**Stated task:**
For each line below that includes the word "cyfrowe", make a copy.

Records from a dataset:
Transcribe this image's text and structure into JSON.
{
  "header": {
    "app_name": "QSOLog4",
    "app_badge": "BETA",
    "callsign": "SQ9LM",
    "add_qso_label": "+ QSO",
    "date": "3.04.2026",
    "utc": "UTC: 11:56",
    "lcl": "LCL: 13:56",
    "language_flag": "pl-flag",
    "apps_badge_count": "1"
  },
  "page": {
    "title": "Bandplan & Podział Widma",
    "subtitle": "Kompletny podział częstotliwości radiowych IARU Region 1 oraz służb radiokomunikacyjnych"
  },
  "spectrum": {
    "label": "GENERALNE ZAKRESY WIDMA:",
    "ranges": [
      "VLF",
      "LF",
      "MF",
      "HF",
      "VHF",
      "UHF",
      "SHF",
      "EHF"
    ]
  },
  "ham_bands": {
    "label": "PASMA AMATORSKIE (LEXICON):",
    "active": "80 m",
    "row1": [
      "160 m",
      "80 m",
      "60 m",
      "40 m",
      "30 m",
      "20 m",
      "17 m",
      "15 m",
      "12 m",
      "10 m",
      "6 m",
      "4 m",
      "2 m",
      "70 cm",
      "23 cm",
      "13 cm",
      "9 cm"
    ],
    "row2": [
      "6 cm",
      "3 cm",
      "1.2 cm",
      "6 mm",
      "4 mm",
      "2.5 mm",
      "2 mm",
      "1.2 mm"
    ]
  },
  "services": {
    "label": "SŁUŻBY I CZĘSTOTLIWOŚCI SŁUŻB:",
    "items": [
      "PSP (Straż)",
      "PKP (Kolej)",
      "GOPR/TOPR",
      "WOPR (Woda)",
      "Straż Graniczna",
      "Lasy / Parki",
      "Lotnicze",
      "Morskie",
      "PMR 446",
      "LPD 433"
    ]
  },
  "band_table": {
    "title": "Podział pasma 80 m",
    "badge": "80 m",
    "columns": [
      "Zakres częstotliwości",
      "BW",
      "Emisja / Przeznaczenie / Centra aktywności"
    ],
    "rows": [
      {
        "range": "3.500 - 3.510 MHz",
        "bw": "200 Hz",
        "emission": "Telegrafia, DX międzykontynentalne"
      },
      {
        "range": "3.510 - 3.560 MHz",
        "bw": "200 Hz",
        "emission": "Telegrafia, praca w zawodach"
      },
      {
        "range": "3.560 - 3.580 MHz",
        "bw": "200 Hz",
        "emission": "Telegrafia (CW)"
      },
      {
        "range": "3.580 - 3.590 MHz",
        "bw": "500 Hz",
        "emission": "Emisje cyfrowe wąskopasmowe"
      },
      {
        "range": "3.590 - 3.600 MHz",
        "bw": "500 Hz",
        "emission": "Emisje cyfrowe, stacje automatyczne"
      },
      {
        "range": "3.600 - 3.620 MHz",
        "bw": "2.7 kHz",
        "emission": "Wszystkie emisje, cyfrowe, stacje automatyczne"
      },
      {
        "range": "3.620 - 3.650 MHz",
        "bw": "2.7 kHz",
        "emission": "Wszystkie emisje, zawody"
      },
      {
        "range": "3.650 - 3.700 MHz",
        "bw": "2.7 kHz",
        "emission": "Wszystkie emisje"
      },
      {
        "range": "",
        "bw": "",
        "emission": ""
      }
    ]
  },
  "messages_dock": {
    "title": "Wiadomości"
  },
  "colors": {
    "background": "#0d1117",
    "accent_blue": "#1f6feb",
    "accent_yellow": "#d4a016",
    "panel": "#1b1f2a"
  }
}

**Written answer:**
        "emission": "Emisje cyfrowe wąskopasmowe"
        "emission": "Emisje cyfrowe, stacje automatyczne"
        "emission": "Wszystkie emisje, cyfrowe, stacje automatyczne"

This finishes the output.